Document excerpt:
════════════════
# Uhm, ja well no fine........



## Captain Chaos (14/2/18)

Words escape me........

Reactions: Winner 1 | Funny 5 | Informative 1 | Optimistic 1


----------



## Smoke_A_Llama (14/2/18)

Delicious. .

Reactions: Winner 3 | Funny 1


----------



## Bizkuit (14/2/18)

Think the flavor is going to be a bit muted on that build

Reactions: Like 1 | Funny 3


----------



## Puff the Magic Dragon (14/2/18)

I don't bother to clean coils and re-wick as often as that. I really don't see the point. Looks good to go.

Reactions: Winner 1 | Funny 4


----------



## antonherbst (14/2/18)

Captain Chaos said:


> Words escape me........
> View attachment 122303



Dry hit heaven

Reactions: Like 2


----------



## Marek_710 (14/2/18)

Global Warming

Reactions: Like 2


----------



## Room Fogger (14/2/18)

Bear Gryllis's swamp setup?

Reactions: Agree 2


----------



## zadiac (14/2/18)

Yummy!

Reactions: Like 2 | Funny 3


----------



## Smoke_A_Llama (14/2/18)

What we have here is a picture taken after half a tank of frosteez

Reactions: Like 1 | Agree 2 | Winner 1 | Funny 3


----------



## Silver (14/2/18)
════════════════
Given entries:

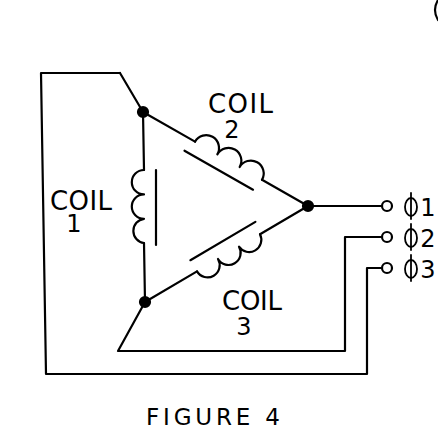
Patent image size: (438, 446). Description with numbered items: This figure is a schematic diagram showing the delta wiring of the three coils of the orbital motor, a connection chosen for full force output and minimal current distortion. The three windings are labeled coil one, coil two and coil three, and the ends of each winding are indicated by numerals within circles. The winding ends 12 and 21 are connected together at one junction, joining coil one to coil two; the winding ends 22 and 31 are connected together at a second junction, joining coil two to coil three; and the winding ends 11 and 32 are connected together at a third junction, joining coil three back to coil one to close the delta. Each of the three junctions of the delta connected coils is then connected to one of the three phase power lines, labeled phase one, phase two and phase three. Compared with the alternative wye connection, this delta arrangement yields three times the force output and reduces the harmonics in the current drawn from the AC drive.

The end of coil 1 winding 11 is at (119, 278).
The end of coil 1 winding 12 is at (117, 136).
The end of coil 2 winding 21 is at (158, 103).
The end of coil 2 winding 22 is at (298, 178).
The end of coil 3 winding 31 is at (298, 238).
The end of coil 3 winding 32 is at (174, 308).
════════════════
Problems to solve:
a) In the forum thread about the coil build, what does Bizkuit think will happen to the flavor?
b) Continue the forum thread about the coil build, beginning with the post under Silver's name.

Per-task answers:
a) The flavor is going to be a bit muted on that build.

b)
Just add menthol 
It will sort it out

Reactions: Like 3 | Agree 3 | Funny 6


----------



## blujeenz (14/2/18)

My garden looks like that, a drop of water and you're good to go.

Reactions: Like 1 | Funny 2


----------



## Clouds4Days (14/2/18)

Captain Chaos said:


> Words escape me........
> View attachment 122303



Nice build deck, love postless sysems.
What atty is this?
Wish they took pics before adding the fresh coil and wick.

Reactions: Like 1 | Funny 2


----------



## Mr. B (14/2/18)

Can you even taste anything on that??????

Reactions: Like 2


----------



## Smoke_A_Llama (14/2/18)

Mr. B said:


> Can you even taste anything on that??????


Yes.... car tyres and hot coal

Reactions: Like 1 | Funny 2


----------



## Jamo88 (14/2/18)

Yummy


----------



## jm10 (14/2/18)

Sent from my iPhone using Tapatalk

Reactions: Like 1 | Agree 1


----------



## Alex (14/2/18)

That's how you get a nice earthy tobacco flavour

Reactions: Like 1 | Funny 3


----------



## SmokeyJoe (14/2/18)

Captain Chaos said:


> Words escape me........
> View attachment 122303


In David Attenborough's voice:
"And here we see irrefutable archeological proof that cave men used to vape on these primitive devices, sometimes to the detriment of ones taste buds"

Reactions: Like 1 | Winner 3 | Funny 7


----------



## Wayne Swanepoel (16/2/18)

Looks like it needs a wax

Reactions: Funny 1


----------



## Muttaqeen (16/2/18)

I just wana know what camera was used to take this pic...

Reactions: Like 1 | Dislike 1


----------



## Silver (16/2/18)

SmokeyJoe said:


> In David Attenborough's voice:
> "And here we see irrefutable archeological proof that cave men used to vape on these primitive devices, sometimes to the detriment of ones taste buds"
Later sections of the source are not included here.